■ THE RECORDS

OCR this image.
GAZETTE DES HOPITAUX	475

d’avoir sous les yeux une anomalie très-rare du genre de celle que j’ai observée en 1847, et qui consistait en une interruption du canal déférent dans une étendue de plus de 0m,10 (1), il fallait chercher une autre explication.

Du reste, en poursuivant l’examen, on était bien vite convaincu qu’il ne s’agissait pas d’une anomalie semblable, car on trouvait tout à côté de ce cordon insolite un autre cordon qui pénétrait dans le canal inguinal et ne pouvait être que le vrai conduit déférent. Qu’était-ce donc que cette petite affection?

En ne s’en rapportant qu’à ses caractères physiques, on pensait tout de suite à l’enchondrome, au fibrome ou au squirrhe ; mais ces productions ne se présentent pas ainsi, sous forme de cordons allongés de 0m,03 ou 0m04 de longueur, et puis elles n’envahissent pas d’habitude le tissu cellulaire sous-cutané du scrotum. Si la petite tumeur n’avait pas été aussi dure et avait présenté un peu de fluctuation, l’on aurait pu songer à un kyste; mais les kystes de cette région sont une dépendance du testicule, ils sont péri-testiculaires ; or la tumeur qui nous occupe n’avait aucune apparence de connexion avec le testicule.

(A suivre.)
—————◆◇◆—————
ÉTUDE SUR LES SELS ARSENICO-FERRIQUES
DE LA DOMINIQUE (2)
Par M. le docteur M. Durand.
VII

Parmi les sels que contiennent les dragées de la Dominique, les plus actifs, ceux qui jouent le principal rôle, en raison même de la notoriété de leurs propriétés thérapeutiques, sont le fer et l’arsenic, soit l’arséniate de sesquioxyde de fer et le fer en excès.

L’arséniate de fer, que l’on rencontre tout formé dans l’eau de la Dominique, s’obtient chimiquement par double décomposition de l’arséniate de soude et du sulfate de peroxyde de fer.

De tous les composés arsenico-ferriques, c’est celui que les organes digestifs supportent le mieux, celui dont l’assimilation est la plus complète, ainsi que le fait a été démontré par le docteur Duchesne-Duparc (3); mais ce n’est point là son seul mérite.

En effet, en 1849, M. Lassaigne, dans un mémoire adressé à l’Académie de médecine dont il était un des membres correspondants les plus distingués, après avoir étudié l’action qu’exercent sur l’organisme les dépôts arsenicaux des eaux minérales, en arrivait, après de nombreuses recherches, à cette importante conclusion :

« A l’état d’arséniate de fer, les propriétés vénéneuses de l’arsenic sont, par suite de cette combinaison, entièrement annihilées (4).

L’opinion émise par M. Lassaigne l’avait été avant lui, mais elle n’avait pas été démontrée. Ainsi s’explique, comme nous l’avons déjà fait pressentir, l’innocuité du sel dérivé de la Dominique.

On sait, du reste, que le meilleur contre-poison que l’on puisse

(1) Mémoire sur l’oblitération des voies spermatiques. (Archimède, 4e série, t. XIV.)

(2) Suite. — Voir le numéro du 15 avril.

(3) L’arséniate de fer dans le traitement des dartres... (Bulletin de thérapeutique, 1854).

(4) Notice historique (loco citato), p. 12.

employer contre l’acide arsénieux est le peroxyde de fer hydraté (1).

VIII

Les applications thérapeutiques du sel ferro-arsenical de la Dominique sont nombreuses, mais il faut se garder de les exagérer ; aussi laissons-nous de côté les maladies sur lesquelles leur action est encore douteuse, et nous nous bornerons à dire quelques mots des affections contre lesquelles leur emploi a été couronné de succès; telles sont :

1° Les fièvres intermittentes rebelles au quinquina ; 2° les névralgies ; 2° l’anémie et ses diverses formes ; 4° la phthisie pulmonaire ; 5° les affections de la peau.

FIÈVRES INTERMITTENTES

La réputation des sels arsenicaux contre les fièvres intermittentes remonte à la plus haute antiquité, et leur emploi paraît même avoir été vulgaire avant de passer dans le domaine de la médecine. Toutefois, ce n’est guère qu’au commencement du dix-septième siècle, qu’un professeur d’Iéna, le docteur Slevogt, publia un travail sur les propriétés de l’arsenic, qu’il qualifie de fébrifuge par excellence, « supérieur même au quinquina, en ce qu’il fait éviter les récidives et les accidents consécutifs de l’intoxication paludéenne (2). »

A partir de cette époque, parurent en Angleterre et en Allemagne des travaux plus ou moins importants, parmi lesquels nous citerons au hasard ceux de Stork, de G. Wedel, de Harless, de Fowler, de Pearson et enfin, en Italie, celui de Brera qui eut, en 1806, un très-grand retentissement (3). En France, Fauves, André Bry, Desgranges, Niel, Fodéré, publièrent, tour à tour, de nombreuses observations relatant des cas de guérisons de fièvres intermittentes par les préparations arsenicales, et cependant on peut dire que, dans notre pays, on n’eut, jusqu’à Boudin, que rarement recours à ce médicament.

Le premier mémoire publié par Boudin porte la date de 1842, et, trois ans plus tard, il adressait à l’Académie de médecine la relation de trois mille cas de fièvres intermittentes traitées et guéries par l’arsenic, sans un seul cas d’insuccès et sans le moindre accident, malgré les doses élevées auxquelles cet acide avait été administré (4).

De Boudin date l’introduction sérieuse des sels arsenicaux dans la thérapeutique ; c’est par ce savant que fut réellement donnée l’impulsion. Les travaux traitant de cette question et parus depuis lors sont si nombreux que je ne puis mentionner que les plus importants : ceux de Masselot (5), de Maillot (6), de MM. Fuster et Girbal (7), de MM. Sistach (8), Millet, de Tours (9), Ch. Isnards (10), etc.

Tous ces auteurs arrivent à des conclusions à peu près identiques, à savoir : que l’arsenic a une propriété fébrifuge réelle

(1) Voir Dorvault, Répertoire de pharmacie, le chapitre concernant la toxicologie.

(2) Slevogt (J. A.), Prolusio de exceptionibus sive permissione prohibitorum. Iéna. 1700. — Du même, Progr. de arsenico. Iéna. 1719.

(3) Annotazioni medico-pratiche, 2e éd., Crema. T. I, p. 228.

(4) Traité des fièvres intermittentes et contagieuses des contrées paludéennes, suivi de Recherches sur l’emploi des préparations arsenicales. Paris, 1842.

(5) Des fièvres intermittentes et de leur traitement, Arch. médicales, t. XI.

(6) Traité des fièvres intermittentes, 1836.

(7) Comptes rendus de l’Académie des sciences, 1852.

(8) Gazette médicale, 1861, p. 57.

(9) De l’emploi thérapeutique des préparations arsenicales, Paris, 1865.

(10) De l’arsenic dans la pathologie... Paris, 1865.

■ REQUIRED WORK
Gather each line from the listing above that holds "affections".

■ ANSWER TO THE PROBLEM
Les applications thérapeutiques du sel ferro-arsenical de la Dominique sont nombreuses, mais il faut se garder de les exagérer ; aussi laissons-nous de côté les maladies sur lesquelles leur action est encore douteuse, et nous nous bornerons à dire quelques mots des affections contre lesquelles leur emploi a été couronné de succès; telles sont :
1° Les fièvres intermittentes rebelles au quinquina ; 2° les névralgies ; 2° l’anémie et ses diverses formes ; 4° la phthisie pulmonaire ; 5° les affections de la peau.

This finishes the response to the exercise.